## Start
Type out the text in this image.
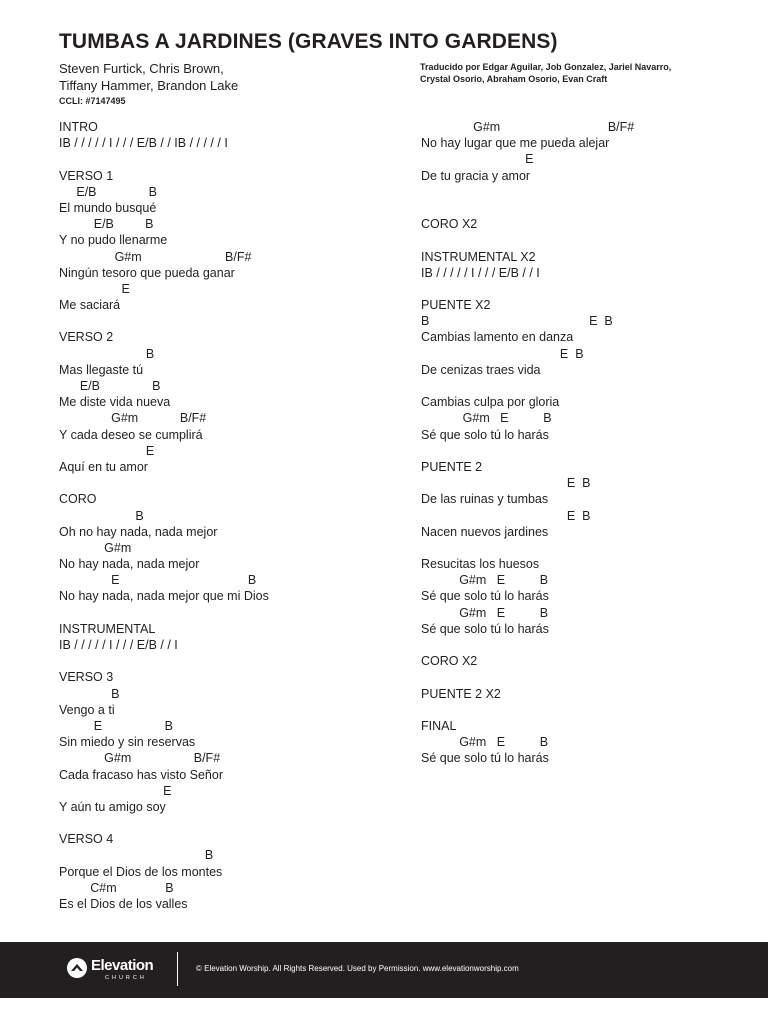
TUMBAS A JARDINES (GRAVES INTO GARDENS)
Steven Furtick, Chris Brown,
Tiffany Hammer, Brandon Lake
CCLI: #7147495
Traducido por Edgar Aguilar, Job Gonzalez, Jariel Navarro,
Crystal Osorio, Abraham Osorio, Evan Craft
INTRO
IB / / / / / I / / / E/B / / IB / / / / / I
VERSO 1
E/B               B
El mundo busqué
E/B         B
Y no pudo llenarme
G#m                        B/F#
Ningún tesoro que pueda ganar
E
Me saciará
VERSO 2
B
Mas llegaste tú
E/B               B
Me diste vida nueva
G#m            B/F#
Y cada deseo se cumplirá
E
Aquí en tu amor
CORO
B
Oh no hay nada, nada mejor
G#m
No hay nada, nada mejor
E                                     B
No hay nada, nada mejor que mi Dios
INSTRUMENTAL
IB / / / / / I / / / E/B / / I
VERSO 3
B
Vengo a ti
E                  B
Sin miedo y sin reservas
G#m                  B/F#
Cada fracaso has visto Señor
E
Y aún tu amigo soy
VERSO 4
B
Porque el Dios de los montes
C#m              B
Es el Dios de los valles
G#m                               B/F#
No hay lugar que me pueda alejar
E
De tu gracia y amor
CORO X2
INSTRUMENTAL X2
IB / / / / / I / / / E/B / / I
PUENTE X2
B                                              E  B
Cambias lamento en danza
E  B
De cenizas traes vida
Cambias culpa por gloria
G#m   E          B
Sé que solo tú lo harás
PUENTE 2
E  B
De las ruinas y tumbas
E  B
Nacen nuevos jardines
Resucitas los huesos
G#m   E          B
Sé que solo tú lo harás
G#m   E          B
Sé que solo tú lo harás
CORO X2
PUENTE 2 X2
FINAL
G#m   E          B
Sé que solo tú lo harás
Elevation
CHURCH
© Elevation Worship. All Rights Reserved. Used by Permission. www.elevationworship.com
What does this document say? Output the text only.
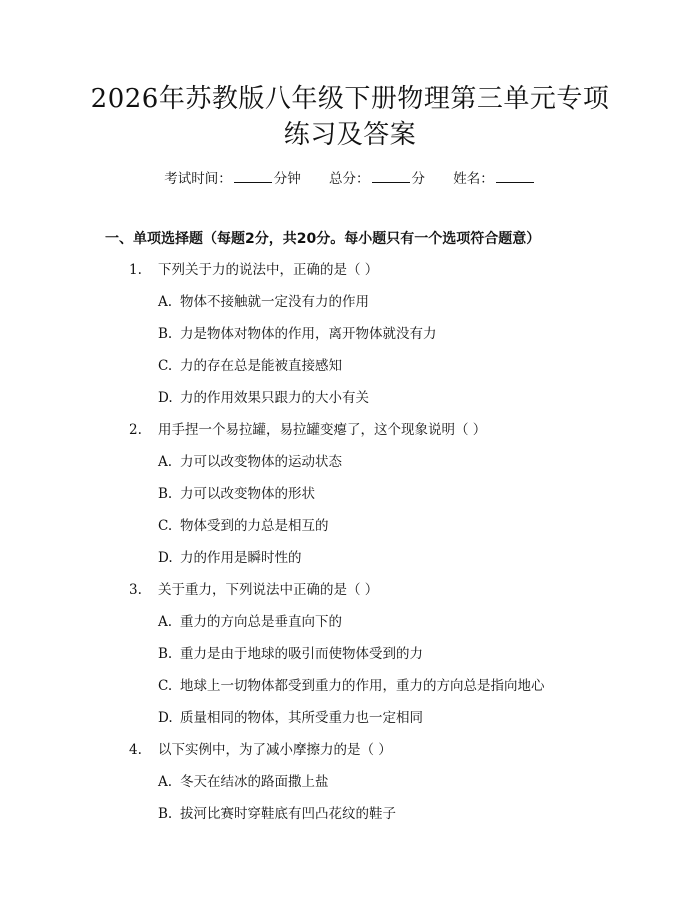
2026年苏教版八年级下册物理第三单元专项
练习及答案
考试时间：	分钟 总分：	分 姓名：
一、单项选择题（每题2分，共20分。每小题只有一个选项符合题意）
1. 下列关于力的说法中，正确的是（ ）
A. 物体不接触就一定没有力的作用
B. 力是物体对物体的作用，离开物体就没有力
C. 力的存在总是能被直接感知
D. 力的作用效果只跟力的大小有关
2. 用手捏一个易拉罐，易拉罐变瘪了，这个现象说明（ ）
A. 力可以改变物体的运动状态
B. 力可以改变物体的形状
C. 物体受到的力总是相互的
D. 力的作用是瞬时性的
3. 关于重力，下列说法中正确的是（ ）
A. 重力的方向总是垂直向下的
B. 重力是由于地球的吸引而使物体受到的力
C. 地球上一切物体都受到重力的作用，重力的方向总是指向地心
D. 质量相同的物体，其所受重力也一定相同
4. 以下实例中，为了减小摩擦力的是（ ）
A. 冬天在结冰的路面撒上盐
B. 拔河比赛时穿鞋底有凹凸花纹的鞋子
## End
## EXERCISE DESCRIPTION
The copy should begin at the line containing "What does this" and end at the last line of the data above; please restate those lines word for word without the pictures.

## COMPLETED TASK
What does this document say? Output the text only.
2026年苏教版八年级下册物理第三单元专项
练习及答案
考试时间：	分钟 总分：	分 姓名：
一、单项选择题（每题2分，共20分。每小题只有一个选项符合题意）
1. 下列关于力的说法中，正确的是（ ）
A. 物体不接触就一定没有力的作用
B. 力是物体对物体的作用，离开物体就没有力
C. 力的存在总是能被直接感知
D. 力的作用效果只跟力的大小有关
2. 用手捏一个易拉罐，易拉罐变瘪了，这个现象说明（ ）
A. 力可以改变物体的运动状态
B. 力可以改变物体的形状
C. 物体受到的力总是相互的
D. 力的作用是瞬时性的
3. 关于重力，下列说法中正确的是（ ）
A. 重力的方向总是垂直向下的
B. 重力是由于地球的吸引而使物体受到的力
C. 地球上一切物体都受到重力的作用，重力的方向总是指向地心
D. 质量相同的物体，其所受重力也一定相同
4. 以下实例中，为了减小摩擦力的是（ ）
A. 冬天在结冰的路面撒上盐
B. 拔河比赛时穿鞋底有凹凸花纹的鞋子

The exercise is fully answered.